──────── TEXTO DEL DOCUMENTO ────────

APUNTES DEL RAFA | DESENTENDERSE DE LA POLÍTICA

El precio de desentenderse de la política,
es el ser gobernado por los peores hombres.

Platón (427 – 347 a.C.)

I

Uno de los objetivos que llevan adelante los llamados medios hegemónicos y las operaciones destinadas a mantener la mentalidad colonizada, es hacer sentir a través de todos los medios posibles, que la política y los políticos no sirven para nada. Que no sólo no resuelven los problemas, sino que los agravan.

El tema es sumamente interesante y antiguo. El mismo Platón a casi 360 años a. de C. salió al cruce de este sofisma, que ya andaba por los aires de la magna Grecia (1), para decir: «El precio de desentenderse de la política, es el ser gobernado por los peores hombres». Consideramos que es ésta una frase sabia, una frase de todos los tiempos, que tiene la profundidad de decirnos que es precisamente la apolítica la que no resuelve los problemas, la que los acrecienta, ya que si dejamos que otros decidan por nosotros las cosas nunca pueden salir bien.

Es bien sabido y es bien lógico, que si le damos el poder a los demás de escoger nuestros gobernantes esto traería irremediablemente, como consecuencia, que gobiernen los peores hombres.

II

Es bueno saber que la política es una ciencia, la cual debe ser tratada con el debido respeto profesional de quienes se ostentan como políticos o de quienes participan en ella. No es menos cierto que se ha buscado y se busca por todos los medios de desprestigiar a esta ciencia. Este desprestigio, erróneamente, se lo adjudican a la disciplina, y no a los que operan y participan en ella. Expresiones como «La política es muy sucia», «se politiza el tema», o «En la mesa no hay que hablar de política», sólo promueven el distanciamiento de las personas con esta ciencia, cuando es precisamente todo lo contrario de lo que deberíamos hacer.

De ello, resalta todavía más la importancia de informarse bien para elegir mejor a nuestros representantes; en ese sentido el maestro Aristóteles, quien aseguraba que somos animales políticos por naturaleza, supo recomendar las cuatro grandes virtudes fundamentales que todo político debe tener y estoy seguro de que aún hoy, en este trajinado siglo XXI, tienen plena vigencia. Ellos son: Prudencia, Justicia, Fortaleza y Templanza. Entendiéndolas a estas virtudes de esta manera:

1.- La persona prudente siempre piensa en las consecuencias de sus palabras y de sus actos, busca el momento ideal para intervenir acorde a las circunstancias y generar el mayor bien posible o en su defecto minimizar el daño.

2.- La persona justa procura «dar a cada uno lo que le corresponde», donde la rigurosidad de su juicio con otros también debe aplicarla para sí mismo, es un acto de madurez y prudencia.

────────

QUÉ HACER -> Continúa el texto de arriba sobre desentenderse de la política a partir de su última oración.

──────── REGISTROS PROPORCIONADOS ────────

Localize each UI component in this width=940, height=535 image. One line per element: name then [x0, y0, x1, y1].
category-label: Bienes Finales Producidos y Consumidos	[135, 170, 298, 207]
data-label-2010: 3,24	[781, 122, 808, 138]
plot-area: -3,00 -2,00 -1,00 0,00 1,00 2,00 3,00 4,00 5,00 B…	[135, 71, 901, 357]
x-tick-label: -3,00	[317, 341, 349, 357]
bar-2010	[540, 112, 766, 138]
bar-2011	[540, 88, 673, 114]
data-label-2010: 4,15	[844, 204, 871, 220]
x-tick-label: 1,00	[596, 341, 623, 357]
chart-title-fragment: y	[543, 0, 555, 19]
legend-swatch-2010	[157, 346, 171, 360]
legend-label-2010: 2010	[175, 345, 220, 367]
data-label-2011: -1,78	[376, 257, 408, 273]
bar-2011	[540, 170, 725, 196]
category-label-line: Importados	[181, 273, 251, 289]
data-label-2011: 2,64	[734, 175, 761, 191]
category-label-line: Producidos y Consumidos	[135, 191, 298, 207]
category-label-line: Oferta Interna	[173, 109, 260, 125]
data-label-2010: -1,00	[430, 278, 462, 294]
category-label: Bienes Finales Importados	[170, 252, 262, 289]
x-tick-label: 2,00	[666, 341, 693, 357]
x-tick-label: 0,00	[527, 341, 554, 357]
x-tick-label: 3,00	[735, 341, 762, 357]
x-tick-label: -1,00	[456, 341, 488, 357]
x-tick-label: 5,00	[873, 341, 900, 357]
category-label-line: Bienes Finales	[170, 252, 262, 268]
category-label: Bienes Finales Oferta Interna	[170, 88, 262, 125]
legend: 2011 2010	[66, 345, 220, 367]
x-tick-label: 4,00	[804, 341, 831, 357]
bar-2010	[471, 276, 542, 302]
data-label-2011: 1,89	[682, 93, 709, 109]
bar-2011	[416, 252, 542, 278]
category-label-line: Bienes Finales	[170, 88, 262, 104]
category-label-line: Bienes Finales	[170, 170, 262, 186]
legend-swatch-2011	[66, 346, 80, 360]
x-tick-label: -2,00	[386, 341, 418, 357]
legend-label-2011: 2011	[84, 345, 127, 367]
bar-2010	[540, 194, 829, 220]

────────

RESULTADO DEL EJERCICIO ->
3.- La persona fuerte vence el temor y se sobrepone a todo aquello que lo rebasa, esto a su vez le permite convertirse en una mejor persona.

4.- La persona con temple logra controlar sus sentidos sujetándolos a la razón, es decir, no se deja llevar por sus preferencias o tendencias, se capacita y se deja ayudar.

III

Nadie duda de que se está atravesando un tiempo complejo, difícil, pero ¡qué tiempos no lo fueron! No se tenga dudas de que se saldrá de esta situación post pandemia, de la guerra que asola o de la inflación que amenaza y el mundo seguirá girando. Tampoco se tengan dudas de que vendrán otras crisis, otros problemas, algo que no lo podemos evitar ni escoger. Lo que si podemos hacer es empezar a ver la política como la ciencia que es, informarnos más, participar activamente en los asuntos públicos y elegir mejor a quienes tienen que tomar decisiones que nos impactan a todos, exigir profesionalismo, compromiso y resultados de nuestros políticos… no es cosa menor, ya que en la medida que lo hagamos, no sólo estaremos intentando a ayudar a resolver nuestros problemas, sino que nos constituimos en políticos, que es lo mismo que decir en ciudadanos según lo supo definir Aristóteles.

Considero, en este apunte apresurado, que eso es lo mínimo que debe hacer un hombre o una mujer: comprometerse con su comunidad y nunca desatenderse de las problemáticas existentes como lo proponen distintos medios, ya que odiar la política y al político lleva, indefectiblemente, hacia la propia destrucción.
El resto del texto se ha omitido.